Copy everything in the listing below word for word, apart from any images.
::: AVAILABLE DATA :::
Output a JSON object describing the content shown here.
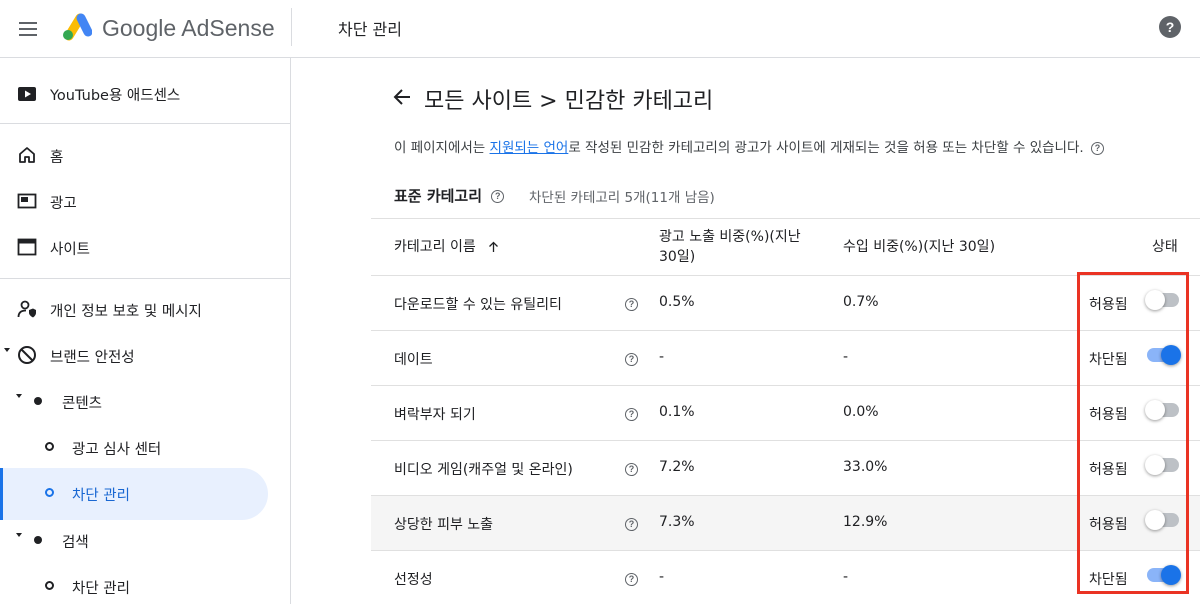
{
  "app": {
    "brand": "Google AdSense",
    "page_title": "차단 관리"
  },
  "sidebar": {
    "items": [
      {
        "label": "YouTube용 애드센스",
        "icon": "youtube-icon"
      },
      {
        "label": "홈",
        "icon": "home-icon"
      },
      {
        "label": "광고",
        "icon": "ads-icon"
      },
      {
        "label": "사이트",
        "icon": "sites-icon"
      },
      {
        "label": "개인 정보 보호 및 메시지",
        "icon": "privacy-icon"
      },
      {
        "label": "브랜드 안전성",
        "icon": "block-icon"
      },
      {
        "label": "콘텐츠"
      },
      {
        "label": "광고 심사 센터"
      },
      {
        "label": "차단 관리",
        "active": true
      },
      {
        "label": "검색"
      },
      {
        "label": "차단 관리"
      }
    ]
  },
  "main": {
    "breadcrumb": "모든 사이트 > 민감한 카테고리",
    "desc_prefix": "이 페이지에서는 ",
    "desc_link": "지원되는 언어",
    "desc_suffix": "로 작성된 민감한 카테고리의 광고가 사이트에 게재되는 것을 허용 또는 차단할 수 있습니다.",
    "section_title": "표준 카테고리",
    "section_sub": "차단된 카테고리 5개(11개 남음)",
    "columns": {
      "name": "카테고리 이름",
      "impressions_line1": "광고 노출 비중(%)(지난",
      "impressions_line2": "30일)",
      "revenue": "수입 비중(%)(지난 30일)",
      "status": "상태"
    },
    "rows": [
      {
        "name": "다운로드할 수 있는 유틸리티",
        "impressions": "0.5%",
        "revenue": "0.7%",
        "status": "허용됨",
        "blocked": false
      },
      {
        "name": "데이트",
        "impressions": "-",
        "revenue": "-",
        "status": "차단됨",
        "blocked": true
      },
      {
        "name": "벼락부자 되기",
        "impressions": "0.1%",
        "revenue": "0.0%",
        "status": "허용됨",
        "blocked": false
      },
      {
        "name": "비디오 게임(캐주얼 및 온라인)",
        "impressions": "7.2%",
        "revenue": "33.0%",
        "status": "허용됨",
        "blocked": false
      },
      {
        "name": "상당한 피부 노출",
        "impressions": "7.3%",
        "revenue": "12.9%",
        "status": "허용됨",
        "blocked": false,
        "hovered": true
      },
      {
        "name": "선정성",
        "impressions": "-",
        "revenue": "-",
        "status": "차단됨",
        "blocked": true
      }
    ]
  },
  "colors": {
    "accent": "#1a73e8",
    "highlight": "#ea3323",
    "active_bg": "#e8f0fe"
  }
}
:::
FINAL RESULT
Output a JSON object describing the content shown here.
{
  "app": {
    "brand": "Google AdSense",
    "page_title": "차단 관리"
  },
  "sidebar": {
    "items": [
      {
        "label": "YouTube용 애드센스",
        "icon": "youtube-icon"
      },
      {
        "label": "홈",
        "icon": "home-icon"
      },
      {
        "label": "광고",
        "icon": "ads-icon"
      },
      {
        "label": "사이트",
        "icon": "sites-icon"
      },
      {
        "label": "개인 정보 보호 및 메시지",
        "icon": "privacy-icon"
      },
      {
        "label": "브랜드 안전성",
        "icon": "block-icon"
      },
      {
        "label": "콘텐츠"
      },
      {
        "label": "광고 심사 센터"
      },
      {
        "label": "차단 관리",
        "active": true
      },
      {
        "label": "검색"
      },
      {
        "label": "차단 관리"
      }
    ]
  },
  "main": {
    "breadcrumb": "모든 사이트 > 민감한 카테고리",
    "desc_prefix": "이 페이지에서는 ",
    "desc_link": "지원되는 언어",
    "desc_suffix": "로 작성된 민감한 카테고리의 광고가 사이트에 게재되는 것을 허용 또는 차단할 수 있습니다.",
    "section_title": "표준 카테고리",
    "section_sub": "차단된 카테고리 5개(11개 남음)",
    "columns": {
      "name": "카테고리 이름",
      "impressions_line1": "광고 노출 비중(%)(지난",
      "impressions_line2": "30일)",
      "revenue": "수입 비중(%)(지난 30일)",
      "status": "상태"
    },
    "rows": [
      {
        "name": "다운로드할 수 있는 유틸리티",
        "impressions": "0.5%",
        "revenue": "0.7%",
        "status": "허용됨",
        "blocked": false
      },
      {
        "name": "데이트",
        "impressions": "-",
        "revenue": "-",
        "status": "차단됨",
        "blocked": true
      },
      {
        "name": "벼락부자 되기",
        "impressions": "0.1%",
        "revenue": "0.0%",
        "status": "허용됨",
        "blocked": false
      },
      {
        "name": "비디오 게임(캐주얼 및 온라인)",
        "impressions": "7.2%",
        "revenue": "33.0%",
        "status": "허용됨",
        "blocked": false
      },
      {
        "name": "상당한 피부 노출",
        "impressions": "7.3%",
        "revenue": "12.9%",
        "status": "허용됨",
        "blocked": false,
        "hovered": true
      },
      {
        "name": "선정성",
        "impressions": "-",
        "revenue": "-",
        "status": "차단됨",
        "blocked": true
      }
    ]
  },
  "colors": {
    "accent": "#1a73e8",
    "highlight": "#ea3323",
    "active_bg": "#e8f0fe"
  }
}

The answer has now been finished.